### Given problem:
Transcribe the entries below exactly; leave every image out.

--

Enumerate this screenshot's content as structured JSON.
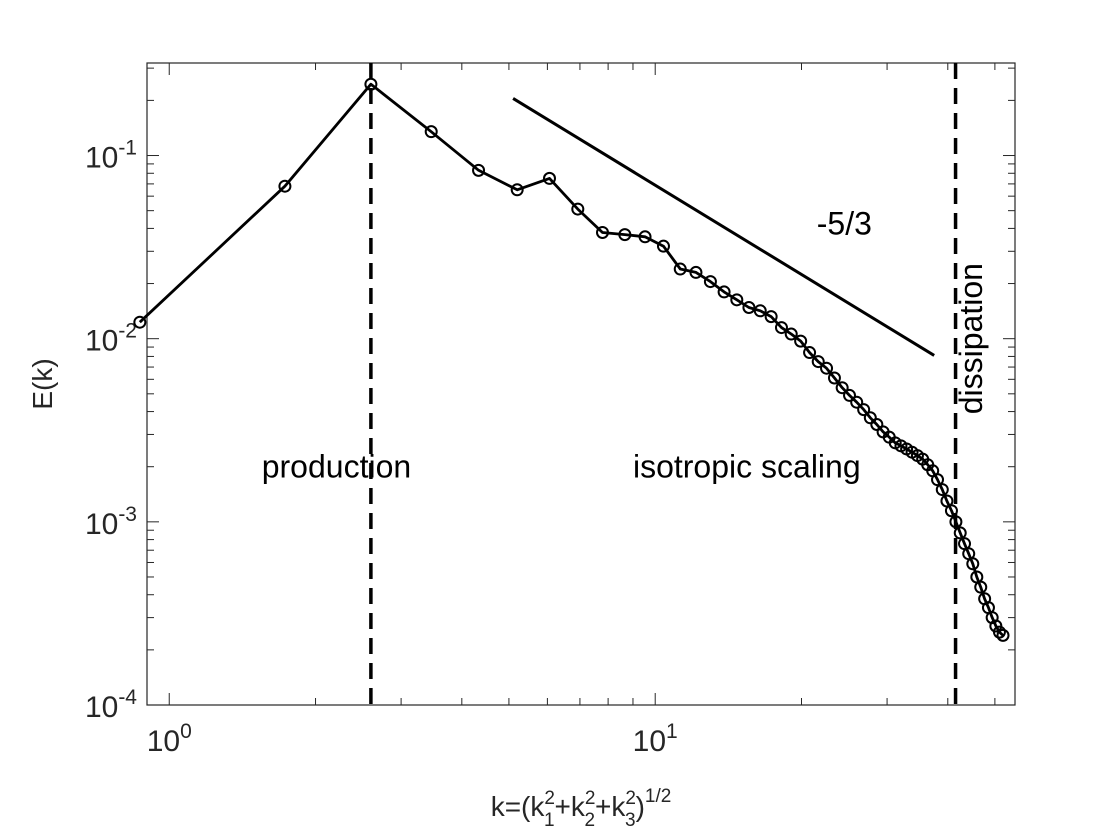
{
  "chart_data": {
    "type": "line",
    "xscale": "log",
    "yscale": "log",
    "xlim": [
      0.9,
      55
    ],
    "ylim": [
      0.0001,
      0.32
    ],
    "xticks": [
      {
        "base": "10",
        "exp": "0",
        "value": 1
      },
      {
        "base": "10",
        "exp": "1",
        "value": 10
      }
    ],
    "yticks": [
      {
        "base": "10",
        "exp": "-4",
        "value": 0.0001
      },
      {
        "base": "10",
        "exp": "-3",
        "value": 0.001
      },
      {
        "base": "10",
        "exp": "-2",
        "value": 0.01
      },
      {
        "base": "10",
        "exp": "-1",
        "value": 0.1
      }
    ],
    "xlabel": {
      "prefix": "k=(k",
      "s1": "1",
      "s2": "2",
      "s3": "3",
      "sup": "2",
      "plus": "+",
      "close": ")",
      "power": "1/2"
    },
    "ylabel": "E(k)",
    "grid": false,
    "legend": "none",
    "series": [
      {
        "marker": "circle",
        "color": "#000000",
        "x": [
          0.87,
          1.73,
          2.6,
          3.46,
          4.33,
          5.2,
          6.06,
          6.93,
          7.79,
          8.66,
          9.53,
          10.4,
          11.26,
          12.13,
          12.99,
          13.86,
          14.72,
          15.59,
          16.45,
          17.32,
          18.19,
          19.05,
          19.92,
          20.78,
          21.65,
          22.52,
          23.38,
          24.25,
          25.11,
          25.98,
          26.85,
          27.71,
          28.58,
          29.44,
          30.31,
          31.18,
          32.04,
          32.91,
          33.77,
          34.64,
          35.51,
          36.37,
          37.24,
          38.1,
          38.97,
          39.84,
          40.7,
          41.57,
          42.43,
          43.3,
          44.17,
          45.03,
          45.9,
          46.76,
          47.63,
          48.5,
          49.36,
          50.23,
          51.09,
          51.96
        ],
        "y": [
          0.0123,
          0.068,
          0.245,
          0.135,
          0.083,
          0.065,
          0.075,
          0.051,
          0.038,
          0.037,
          0.036,
          0.032,
          0.024,
          0.023,
          0.0205,
          0.018,
          0.0163,
          0.0148,
          0.0142,
          0.0132,
          0.0115,
          0.0106,
          0.0097,
          0.0084,
          0.0075,
          0.0069,
          0.0061,
          0.0054,
          0.0049,
          0.0045,
          0.0041,
          0.0037,
          0.0034,
          0.0031,
          0.0029,
          0.0027,
          0.0026,
          0.0025,
          0.0024,
          0.0023,
          0.0022,
          0.00205,
          0.0019,
          0.0017,
          0.0015,
          0.0013,
          0.00115,
          0.001,
          0.00087,
          0.00076,
          0.00067,
          0.00059,
          0.0005,
          0.00044,
          0.00038,
          0.00034,
          0.0003,
          0.00027,
          0.00025,
          0.00024
        ]
      }
    ],
    "reference_line": {
      "label": "-5/3",
      "x": [
        5.1,
        37.5
      ],
      "y": [
        0.205,
        0.0081
      ],
      "label_at": [
        24.5,
        0.037
      ]
    },
    "vlines": [
      2.6,
      41.5
    ],
    "regions": [
      {
        "label": "production",
        "x": 1.55,
        "y": 0.00175,
        "rotate": false
      },
      {
        "label": "isotropic scaling",
        "x": 9.0,
        "y": 0.00175,
        "rotate": false
      },
      {
        "label": "dissipation",
        "x": 47.0,
        "y": 0.01,
        "rotate": true
      }
    ]
  }
}
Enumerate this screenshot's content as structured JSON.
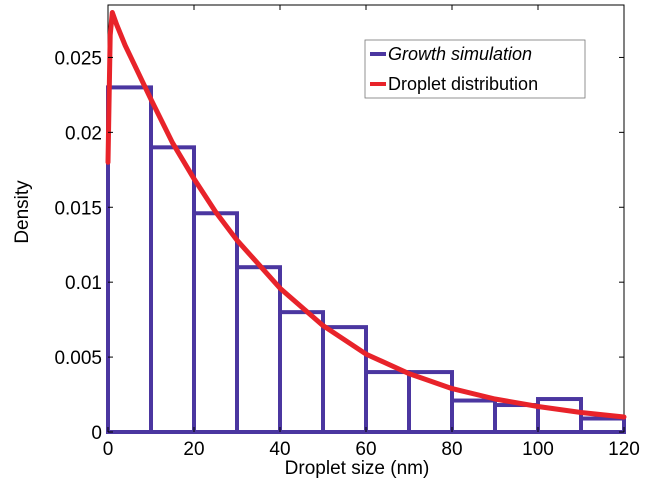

--

### Task output:
Enumerate this screenshot's content as structured JSON.
{
  "chart_data": {
    "type": "line",
    "xscale": "log",
    "yscale": "log",
    "xlim": [
      0.9,
      55
    ],
    "ylim": [
      0.0001,
      0.32
    ],
    "xticks": [
      {
        "base": "10",
        "exp": "0",
        "value": 1
      },
      {
        "base": "10",
        "exp": "1",
        "value": 10
      }
    ],
    "yticks": [
      {
        "base": "10",
        "exp": "-4",
        "value": 0.0001
      },
      {
        "base": "10",
        "exp": "-3",
        "value": 0.001
      },
      {
        "base": "10",
        "exp": "-2",
        "value": 0.01
      },
      {
        "base": "10",
        "exp": "-1",
        "value": 0.1
      }
    ],
    "xlabel": {
      "prefix": "k=(k",
      "s1": "1",
      "s2": "2",
      "s3": "3",
      "sup": "2",
      "plus": "+",
      "close": ")",
      "power": "1/2"
    },
    "ylabel": "E(k)",
    "grid": false,
    "legend": "none",
    "series": [
      {
        "marker": "circle",
        "color": "#000000",
        "x": [
          0.87,
          1.73,
          2.6,
          3.46,
          4.33,
          5.2,
          6.06,
          6.93,
          7.79,
          8.66,
          9.53,
          10.4,
          11.26,
          12.13,
          12.99,
          13.86,
          14.72,
          15.59,
          16.45,
          17.32,
          18.19,
          19.05,
          19.92,
          20.78,
          21.65,
          22.52,
          23.38,
          24.25,
          25.11,
          25.98,
          26.85,
          27.71,
          28.58,
          29.44,
          30.31,
          31.18,
          32.04,
          32.91,
          33.77,
          34.64,
          35.51,
          36.37,
          37.24,
          38.1,
          38.97,
          39.84,
          40.7,
          41.57,
          42.43,
          43.3,
          44.17,
          45.03,
          45.9,
          46.76,
          47.63,
          48.5,
          49.36,
          50.23,
          51.09,
          51.96
        ],
        "y": [
          0.0123,
          0.068,
          0.245,
          0.135,
          0.083,
          0.065,
          0.075,
          0.051,
          0.038,
          0.037,
          0.036,
          0.032,
          0.024,
          0.023,
          0.0205,
          0.018,
          0.0163,
          0.0148,
          0.0142,
          0.0132,
          0.0115,
          0.0106,
          0.0097,
          0.0084,
          0.0075,
          0.0069,
          0.0061,
          0.0054,
          0.0049,
          0.0045,
          0.0041,
          0.0037,
          0.0034,
          0.0031,
          0.0029,
          0.0027,
          0.0026,
          0.0025,
          0.0024,
          0.0023,
          0.0022,
          0.00205,
          0.0019,
          0.0017,
          0.0015,
          0.0013,
          0.00115,
          0.001,
          0.00087,
          0.00076,
          0.00067,
          0.00059,
          0.0005,
          0.00044,
          0.00038,
          0.00034,
          0.0003,
          0.00027,
          0.00025,
          0.00024
        ]
      }
    ],
    "reference_line": {
      "label": "-5/3",
      "x": [
        5.1,
        37.5
      ],
      "y": [
        0.205,
        0.0081
      ],
      "label_at": [
        24.5,
        0.037
      ]
    },
    "vlines": [
      2.6,
      41.5
    ],
    "regions": [
      {
        "label": "production",
        "x": 1.55,
        "y": 0.00175,
        "rotate": false
      },
      {
        "label": "isotropic scaling",
        "x": 9.0,
        "y": 0.00175,
        "rotate": false
      },
      {
        "label": "dissipation",
        "x": 47.0,
        "y": 0.01,
        "rotate": true
      }
    ]
  }
}
Enumerate this screenshot's content as structured JSON.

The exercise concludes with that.